* [Records provided]:
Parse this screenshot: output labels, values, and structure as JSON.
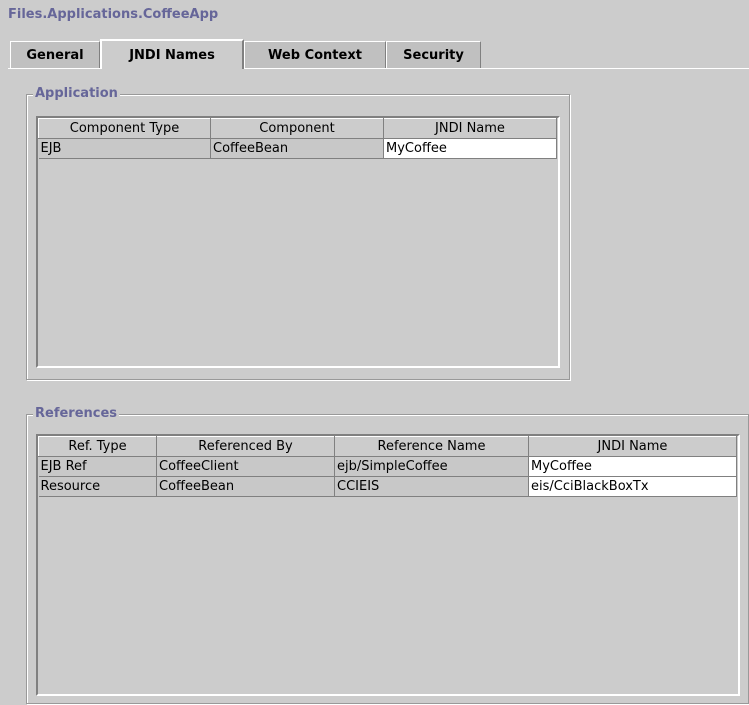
{
  "window": {
    "title": "Files.Applications.CoffeeApp"
  },
  "tabs": [
    {
      "label": "General",
      "active": false
    },
    {
      "label": "JNDI Names",
      "active": true
    },
    {
      "label": "Web Context",
      "active": false
    },
    {
      "label": "Security",
      "active": false
    }
  ],
  "application": {
    "title": "Application",
    "columns": [
      "Component Type",
      "Component",
      "JNDI Name"
    ],
    "rows": [
      [
        "EJB",
        "CoffeeBean",
        "MyCoffee"
      ]
    ]
  },
  "references": {
    "title": "References",
    "columns": [
      "Ref. Type",
      "Referenced By",
      "Reference Name",
      "JNDI Name"
    ],
    "rows": [
      [
        "EJB Ref",
        "CoffeeClient",
        "ejb/SimpleCoffee",
        "MyCoffee"
      ],
      [
        "Resource",
        "CoffeeBean",
        "CCIEIS",
        "eis/CciBlackBoxTx"
      ]
    ]
  },
  "colors": {
    "background": "#cccccc",
    "title_text": "#666699",
    "editable_cell": "#ffffff"
  }
}
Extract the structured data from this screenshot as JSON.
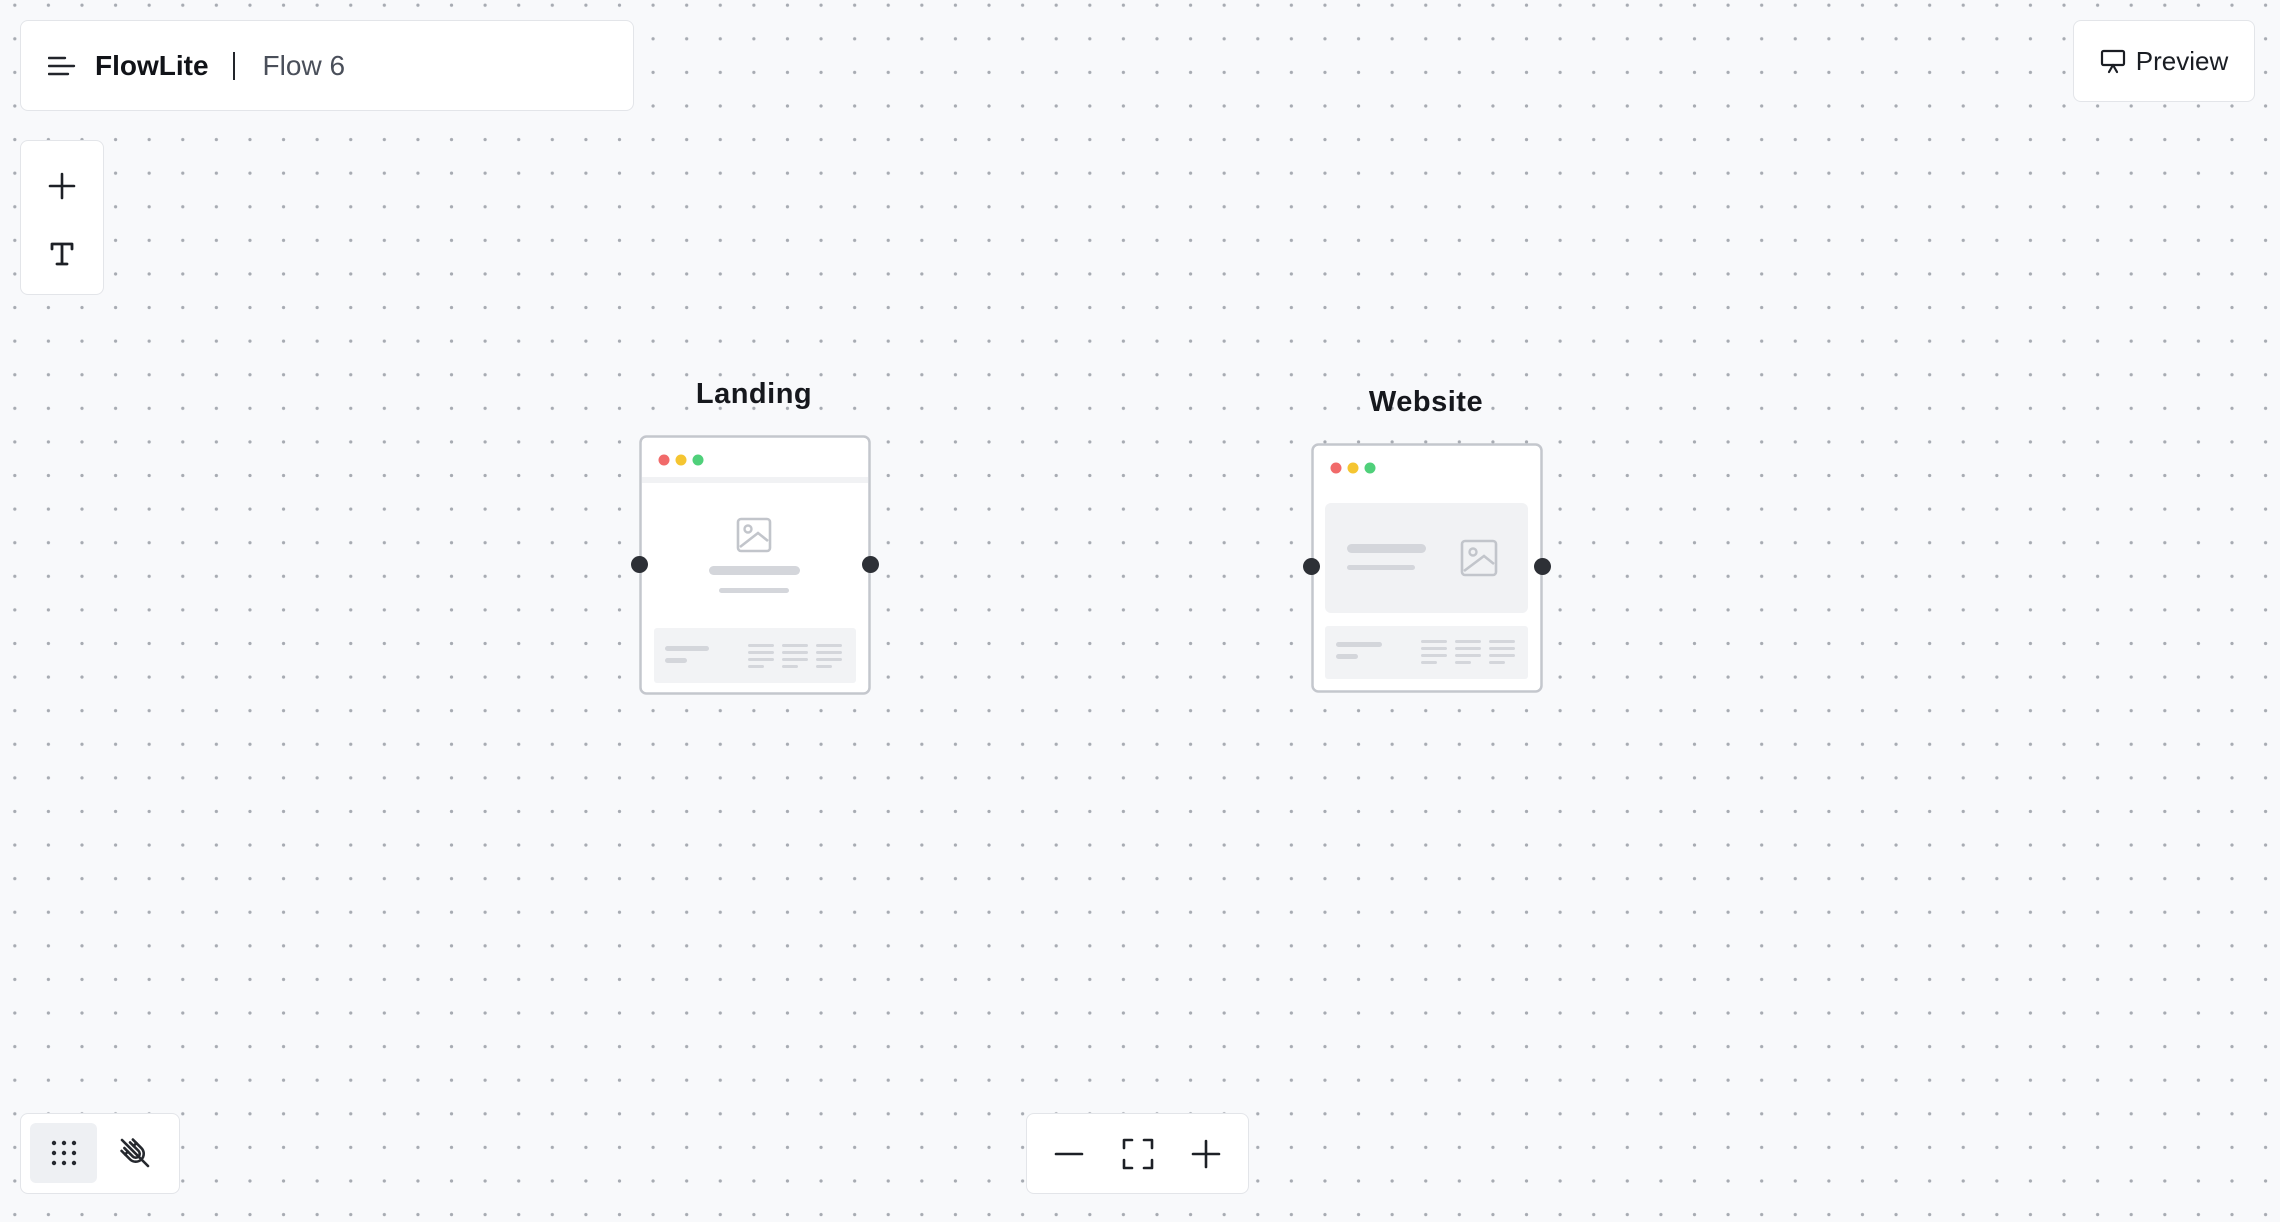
{
  "header": {
    "app_name": "FlowLite",
    "flow_name": "Flow 6",
    "menu_icon": "menu-icon"
  },
  "toolbar": {
    "tools": [
      {
        "name": "add-node",
        "icon": "plus-icon"
      },
      {
        "name": "add-text",
        "icon": "text-icon"
      }
    ]
  },
  "preview": {
    "label": "Preview",
    "icon": "presentation-icon"
  },
  "canvas": {
    "nodes": [
      {
        "title": "Landing",
        "layout": "landing"
      },
      {
        "title": "Website",
        "layout": "website"
      }
    ]
  },
  "bottom_tools": [
    {
      "name": "grid-toggle",
      "icon": "grid-dots-icon",
      "active": true
    },
    {
      "name": "snap-toggle",
      "icon": "magnet-off-icon",
      "active": false
    }
  ],
  "zoom_controls": [
    {
      "name": "zoom-out",
      "icon": "minus-icon"
    },
    {
      "name": "fit-view",
      "icon": "fit-screen-icon"
    },
    {
      "name": "zoom-in",
      "icon": "plus-icon"
    }
  ],
  "colors": {
    "canvas_bg": "#f8f9fb",
    "dot": "#a7abb2",
    "handle": "#2d3036",
    "window_red": "#f16a6a",
    "window_yellow": "#f5c531",
    "window_green": "#4fd07a",
    "placeholder": "#d4d6db"
  }
}
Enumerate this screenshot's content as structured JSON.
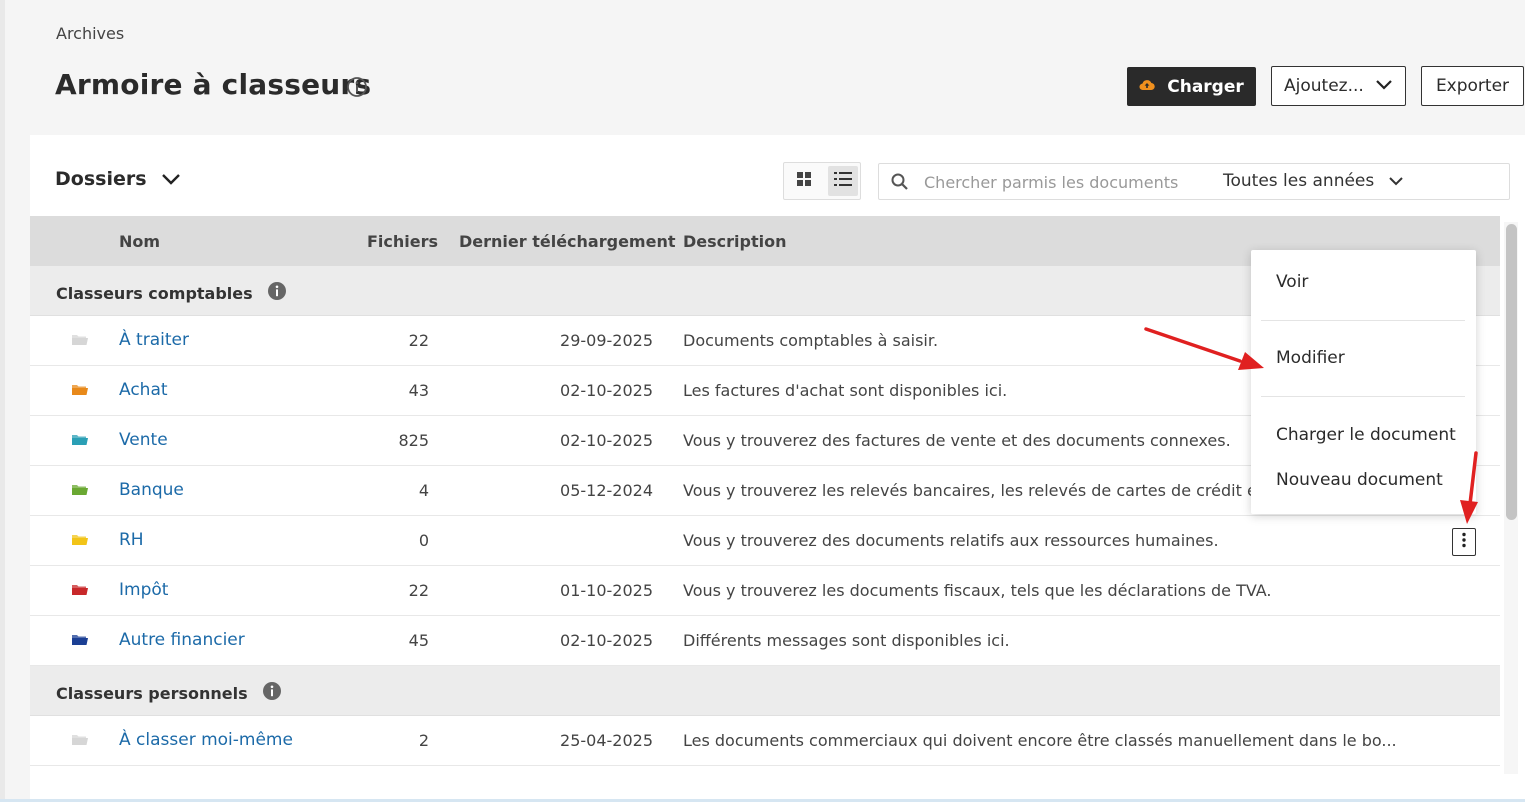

* [Challenge]:
Check each line of the records above for "JSON", and copy those that have it.

* [Result of the exercise]:
Parse this screenshot: output labels, values, and structure as JSON.
Extract the structured data from this screenshot as JSON.
Enumerate this screenshot's content as structured JSON.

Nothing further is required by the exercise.